Data entries for graphics:
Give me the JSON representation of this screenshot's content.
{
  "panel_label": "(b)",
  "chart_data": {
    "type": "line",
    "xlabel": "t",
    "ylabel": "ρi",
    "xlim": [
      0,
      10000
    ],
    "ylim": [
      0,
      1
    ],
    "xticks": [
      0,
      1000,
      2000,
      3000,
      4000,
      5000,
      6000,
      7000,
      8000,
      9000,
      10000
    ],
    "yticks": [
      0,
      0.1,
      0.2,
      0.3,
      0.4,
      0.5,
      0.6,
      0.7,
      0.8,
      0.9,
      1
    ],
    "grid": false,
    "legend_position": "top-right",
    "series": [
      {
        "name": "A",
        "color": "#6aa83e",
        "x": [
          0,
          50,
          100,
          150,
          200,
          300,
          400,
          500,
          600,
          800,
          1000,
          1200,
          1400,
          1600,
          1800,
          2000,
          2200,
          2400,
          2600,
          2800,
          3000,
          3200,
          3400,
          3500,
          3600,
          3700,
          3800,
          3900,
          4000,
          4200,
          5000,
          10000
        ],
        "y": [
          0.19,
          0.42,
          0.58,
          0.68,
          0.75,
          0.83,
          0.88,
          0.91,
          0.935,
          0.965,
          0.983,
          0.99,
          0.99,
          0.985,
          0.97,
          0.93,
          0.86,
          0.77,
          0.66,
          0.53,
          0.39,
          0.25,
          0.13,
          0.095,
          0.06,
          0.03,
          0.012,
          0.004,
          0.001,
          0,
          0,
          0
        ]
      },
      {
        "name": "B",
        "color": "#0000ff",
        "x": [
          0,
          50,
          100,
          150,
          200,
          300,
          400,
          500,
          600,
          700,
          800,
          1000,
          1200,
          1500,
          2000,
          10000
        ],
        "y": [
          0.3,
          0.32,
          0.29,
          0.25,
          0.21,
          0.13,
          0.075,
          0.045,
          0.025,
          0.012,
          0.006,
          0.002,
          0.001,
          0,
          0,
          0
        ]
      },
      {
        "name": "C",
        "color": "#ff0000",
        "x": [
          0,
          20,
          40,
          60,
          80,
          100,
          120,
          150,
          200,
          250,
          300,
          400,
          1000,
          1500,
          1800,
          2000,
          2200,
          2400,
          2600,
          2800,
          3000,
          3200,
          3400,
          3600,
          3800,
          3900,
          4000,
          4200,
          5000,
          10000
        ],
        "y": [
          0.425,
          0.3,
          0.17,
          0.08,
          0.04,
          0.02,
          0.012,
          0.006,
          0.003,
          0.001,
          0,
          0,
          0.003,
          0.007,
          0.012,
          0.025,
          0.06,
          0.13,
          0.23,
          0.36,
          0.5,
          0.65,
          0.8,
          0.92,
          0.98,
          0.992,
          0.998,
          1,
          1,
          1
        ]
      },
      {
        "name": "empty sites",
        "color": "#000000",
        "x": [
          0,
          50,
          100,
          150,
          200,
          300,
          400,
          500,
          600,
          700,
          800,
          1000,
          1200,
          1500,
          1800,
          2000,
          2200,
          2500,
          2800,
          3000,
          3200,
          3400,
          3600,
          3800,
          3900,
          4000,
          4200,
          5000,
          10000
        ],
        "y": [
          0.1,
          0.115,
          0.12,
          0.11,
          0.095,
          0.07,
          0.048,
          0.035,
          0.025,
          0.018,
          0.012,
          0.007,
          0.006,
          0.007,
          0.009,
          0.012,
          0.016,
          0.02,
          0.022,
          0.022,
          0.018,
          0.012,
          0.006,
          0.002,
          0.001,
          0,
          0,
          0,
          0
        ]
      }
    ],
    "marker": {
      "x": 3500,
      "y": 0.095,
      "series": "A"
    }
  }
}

◆ Instruction
Where a line holds "color", copy that line.

◆ Correct result
        "color": "#6aa83e",
        "color": "#0000ff",
        "color": "#ff0000",
        "color": "#000000",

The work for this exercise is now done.